• **Do this**: Scan the listing that follows and report how many lines contain "Distribution". Write the number alone.

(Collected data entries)
──────────

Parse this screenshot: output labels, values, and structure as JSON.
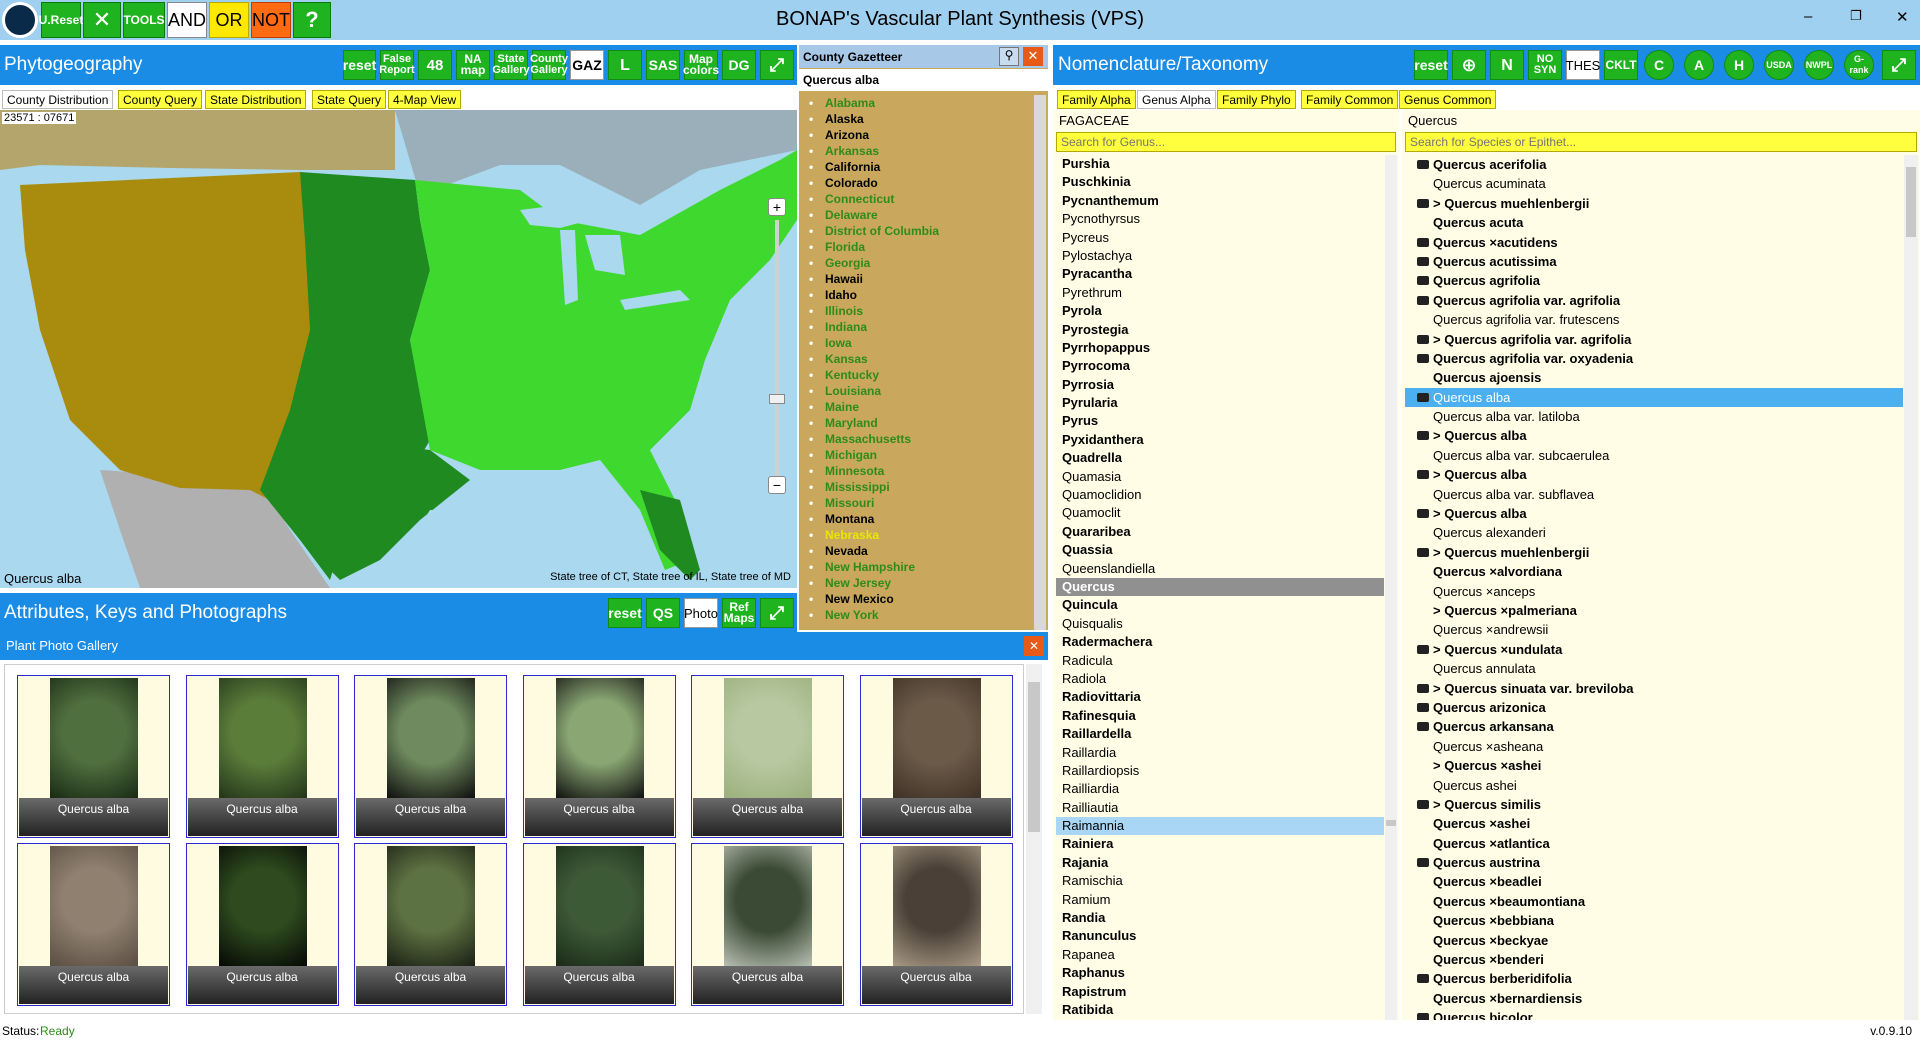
{
  "app": {
    "title": "BONAP's Vascular Plant Synthesis (VPS)",
    "version": "v.0.9.10"
  },
  "toolbar": {
    "ureset": "U.Reset",
    "tools": "TOOLS",
    "and": "AND",
    "or": "OR",
    "not": "NOT",
    "help": "?"
  },
  "window_controls": {
    "minimize": "–",
    "restore": "❐",
    "close": "✕"
  },
  "phyto": {
    "title": "Phytogeography",
    "buttons": [
      "reset",
      "False Report",
      "48",
      "NA map",
      "State Gallery",
      "County Gallery",
      "GAZ",
      "L",
      "SAS",
      "Map colors",
      "DG"
    ],
    "tabs": [
      "County Distribution",
      "County Query",
      "State Distribution",
      "State Query",
      "4-Map View"
    ],
    "coords": "23571 : 07671",
    "species": "Quercus alba",
    "note": "State tree of CT, State tree of IL, State tree of MD"
  },
  "gazetteer": {
    "title": "County Gazetteer",
    "species": "Quercus alba",
    "states": [
      {
        "name": "Alabama",
        "c": "#2e8b1a"
      },
      {
        "name": "Alaska",
        "c": "#000"
      },
      {
        "name": "Arizona",
        "c": "#000"
      },
      {
        "name": "Arkansas",
        "c": "#2e8b1a"
      },
      {
        "name": "California",
        "c": "#000"
      },
      {
        "name": "Colorado",
        "c": "#000"
      },
      {
        "name": "Connecticut",
        "c": "#2e8b1a"
      },
      {
        "name": "Delaware",
        "c": "#2e8b1a"
      },
      {
        "name": "District of Columbia",
        "c": "#2e8b1a"
      },
      {
        "name": "Florida",
        "c": "#2e8b1a"
      },
      {
        "name": "Georgia",
        "c": "#2e8b1a"
      },
      {
        "name": "Hawaii",
        "c": "#000"
      },
      {
        "name": "Idaho",
        "c": "#000"
      },
      {
        "name": "Illinois",
        "c": "#2e8b1a"
      },
      {
        "name": "Indiana",
        "c": "#2e8b1a"
      },
      {
        "name": "Iowa",
        "c": "#2e8b1a"
      },
      {
        "name": "Kansas",
        "c": "#2e8b1a"
      },
      {
        "name": "Kentucky",
        "c": "#2e8b1a"
      },
      {
        "name": "Louisiana",
        "c": "#2e8b1a"
      },
      {
        "name": "Maine",
        "c": "#2e8b1a"
      },
      {
        "name": "Maryland",
        "c": "#2e8b1a"
      },
      {
        "name": "Massachusetts",
        "c": "#2e8b1a"
      },
      {
        "name": "Michigan",
        "c": "#2e8b1a"
      },
      {
        "name": "Minnesota",
        "c": "#2e8b1a"
      },
      {
        "name": "Mississippi",
        "c": "#2e8b1a"
      },
      {
        "name": "Missouri",
        "c": "#2e8b1a"
      },
      {
        "name": "Montana",
        "c": "#000"
      },
      {
        "name": "Nebraska",
        "c": "#e8e800"
      },
      {
        "name": "Nevada",
        "c": "#000"
      },
      {
        "name": "New Hampshire",
        "c": "#2e8b1a"
      },
      {
        "name": "New Jersey",
        "c": "#2e8b1a"
      },
      {
        "name": "New Mexico",
        "c": "#000"
      },
      {
        "name": "New York",
        "c": "#2e8b1a"
      }
    ]
  },
  "attributes": {
    "title": "Attributes, Keys and Photographs",
    "buttons": [
      "reset",
      "QS",
      "Photo",
      "Ref Maps"
    ]
  },
  "gallery": {
    "title": "Plant Photo Gallery",
    "photos": [
      {
        "caption": "Quercus alba",
        "c1": "#4f6f3f",
        "c2": "#1a2a14"
      },
      {
        "caption": "Quercus alba",
        "c1": "#5a7d3a",
        "c2": "#24341a"
      },
      {
        "caption": "Quercus alba",
        "c1": "#6f8a5e",
        "c2": "#0e0e0e"
      },
      {
        "caption": "Quercus alba",
        "c1": "#8aa673",
        "c2": "#101010"
      },
      {
        "caption": "Quercus alba",
        "c1": "#b8c8a0",
        "c2": "#9ab07c"
      },
      {
        "caption": "Quercus alba",
        "c1": "#6b5a48",
        "c2": "#3e3126"
      },
      {
        "caption": "Quercus alba",
        "c1": "#8f8070",
        "c2": "#5a4e42"
      },
      {
        "caption": "Quercus alba",
        "c1": "#2e4a1e",
        "c2": "#050805"
      },
      {
        "caption": "Quercus alba",
        "c1": "#5d7242",
        "c2": "#1a1f14"
      },
      {
        "caption": "Quercus alba",
        "c1": "#3d5a36",
        "c2": "#1c2a1a"
      },
      {
        "caption": "Quercus alba",
        "c1": "#3a4a34",
        "c2": "#b9c0b4"
      },
      {
        "caption": "Quercus alba",
        "c1": "#4a4038",
        "c2": "#a89a84"
      }
    ]
  },
  "nomen": {
    "title": "Nomenclature/Taxonomy",
    "buttons": [
      "reset",
      "N",
      "NO SYN",
      "THES",
      "CKLT",
      "C",
      "A",
      "H",
      "USDA",
      "NWPL",
      "G-rank"
    ],
    "tabs": [
      "Family Alpha",
      "Genus Alpha",
      "Family Phylo",
      "Family Common",
      "Genus Common"
    ],
    "family": "FAGACEAE",
    "genus_placeholder": "Search for Genus...",
    "genus_selected": "Quercus",
    "species_placeholder": "Search for Species or Epithet...",
    "genera": [
      {
        "n": "Purshia",
        "b": true
      },
      {
        "n": "Puschkinia",
        "b": true
      },
      {
        "n": "Pycnanthemum",
        "b": true
      },
      {
        "n": "Pycnothyrsus",
        "b": false
      },
      {
        "n": "Pycreus",
        "b": false
      },
      {
        "n": "Pylostachya",
        "b": false
      },
      {
        "n": "Pyracantha",
        "b": true
      },
      {
        "n": "Pyrethrum",
        "b": false
      },
      {
        "n": "Pyrola",
        "b": true
      },
      {
        "n": "Pyrostegia",
        "b": true
      },
      {
        "n": "Pyrrhopappus",
        "b": true
      },
      {
        "n": "Pyrrocoma",
        "b": true
      },
      {
        "n": "Pyrrosia",
        "b": true
      },
      {
        "n": "Pyrularia",
        "b": true
      },
      {
        "n": "Pyrus",
        "b": true
      },
      {
        "n": "Pyxidanthera",
        "b": true
      },
      {
        "n": "Quadrella",
        "b": true
      },
      {
        "n": "Quamasia",
        "b": false
      },
      {
        "n": "Quamoclidion",
        "b": false
      },
      {
        "n": "Quamoclit",
        "b": false
      },
      {
        "n": "Quararibea",
        "b": true
      },
      {
        "n": "Quassia",
        "b": true
      },
      {
        "n": "Queenslandiella",
        "b": false
      },
      {
        "n": "Quercus",
        "b": true,
        "sel": true
      },
      {
        "n": "Quincula",
        "b": true
      },
      {
        "n": "Quisqualis",
        "b": false
      },
      {
        "n": "Radermachera",
        "b": true
      },
      {
        "n": "Radicula",
        "b": false
      },
      {
        "n": "Radiola",
        "b": false
      },
      {
        "n": "Radiovittaria",
        "b": true
      },
      {
        "n": "Rafinesquia",
        "b": true
      },
      {
        "n": "Raillardella",
        "b": true
      },
      {
        "n": "Raillardia",
        "b": false
      },
      {
        "n": "Raillardiopsis",
        "b": false
      },
      {
        "n": "Railliardia",
        "b": false
      },
      {
        "n": "Railliautia",
        "b": false
      },
      {
        "n": "Raimannia",
        "b": false,
        "hl": true
      },
      {
        "n": "Rainiera",
        "b": true
      },
      {
        "n": "Rajania",
        "b": true
      },
      {
        "n": "Ramischia",
        "b": false
      },
      {
        "n": "Ramium",
        "b": false
      },
      {
        "n": "Randia",
        "b": true
      },
      {
        "n": "Ranunculus",
        "b": true
      },
      {
        "n": "Rapanea",
        "b": false
      },
      {
        "n": "Raphanus",
        "b": true
      },
      {
        "n": "Rapistrum",
        "b": true
      },
      {
        "n": "Ratibida",
        "b": true
      }
    ],
    "species": [
      {
        "n": "Quercus acerifolia",
        "cam": true,
        "b": true
      },
      {
        "n": "Quercus acuminata",
        "cam": false,
        "b": false
      },
      {
        "n": "> Quercus muehlenbergii",
        "cam": true,
        "b": true
      },
      {
        "n": "Quercus acuta",
        "cam": false,
        "b": true
      },
      {
        "n": "Quercus ×acutidens",
        "cam": true,
        "b": true
      },
      {
        "n": "Quercus acutissima",
        "cam": true,
        "b": true
      },
      {
        "n": "Quercus agrifolia",
        "cam": true,
        "b": true
      },
      {
        "n": "Quercus agrifolia var. agrifolia",
        "cam": true,
        "b": true
      },
      {
        "n": "Quercus agrifolia var. frutescens",
        "cam": false,
        "b": false
      },
      {
        "n": "> Quercus agrifolia var. agrifolia",
        "cam": true,
        "b": true
      },
      {
        "n": "Quercus agrifolia var. oxyadenia",
        "cam": true,
        "b": true
      },
      {
        "n": "Quercus ajoensis",
        "cam": false,
        "b": true
      },
      {
        "n": "Quercus alba",
        "cam": true,
        "b": false,
        "sel": true
      },
      {
        "n": "Quercus alba var. latiloba",
        "cam": false,
        "b": false
      },
      {
        "n": "> Quercus alba",
        "cam": true,
        "b": true
      },
      {
        "n": "Quercus alba var. subcaerulea",
        "cam": false,
        "b": false
      },
      {
        "n": "> Quercus alba",
        "cam": true,
        "b": true
      },
      {
        "n": "Quercus alba var. subflavea",
        "cam": false,
        "b": false
      },
      {
        "n": "> Quercus alba",
        "cam": true,
        "b": true
      },
      {
        "n": "Quercus alexanderi",
        "cam": false,
        "b": false
      },
      {
        "n": "> Quercus muehlenbergii",
        "cam": true,
        "b": true
      },
      {
        "n": "Quercus ×alvordiana",
        "cam": false,
        "b": true
      },
      {
        "n": "Quercus ×anceps",
        "cam": false,
        "b": false
      },
      {
        "n": "> Quercus ×palmeriana",
        "cam": false,
        "b": true
      },
      {
        "n": "Quercus ×andrewsii",
        "cam": false,
        "b": false
      },
      {
        "n": "> Quercus ×undulata",
        "cam": true,
        "b": true
      },
      {
        "n": "Quercus annulata",
        "cam": false,
        "b": false
      },
      {
        "n": "> Quercus sinuata var. breviloba",
        "cam": true,
        "b": true
      },
      {
        "n": "Quercus arizonica",
        "cam": true,
        "b": true
      },
      {
        "n": "Quercus arkansana",
        "cam": true,
        "b": true
      },
      {
        "n": "Quercus ×asheana",
        "cam": false,
        "b": false
      },
      {
        "n": "> Quercus ×ashei",
        "cam": false,
        "b": true
      },
      {
        "n": "Quercus ashei",
        "cam": false,
        "b": false
      },
      {
        "n": "> Quercus similis",
        "cam": true,
        "b": true
      },
      {
        "n": "Quercus ×ashei",
        "cam": false,
        "b": true
      },
      {
        "n": "Quercus ×atlantica",
        "cam": false,
        "b": true
      },
      {
        "n": "Quercus austrina",
        "cam": true,
        "b": true
      },
      {
        "n": "Quercus ×beadlei",
        "cam": false,
        "b": true
      },
      {
        "n": "Quercus ×beaumontiana",
        "cam": false,
        "b": true
      },
      {
        "n": "Quercus ×bebbiana",
        "cam": false,
        "b": true
      },
      {
        "n": "Quercus ×beckyae",
        "cam": false,
        "b": true
      },
      {
        "n": "Quercus ×benderi",
        "cam": false,
        "b": true
      },
      {
        "n": "Quercus berberidifolia",
        "cam": true,
        "b": true
      },
      {
        "n": "Quercus ×bernardiensis",
        "cam": false,
        "b": true
      },
      {
        "n": "Quercus bicolor",
        "cam": true,
        "b": true
      }
    ]
  },
  "status": {
    "label": "Status:",
    "value": "Ready"
  }
}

──────────

• **Response**: 2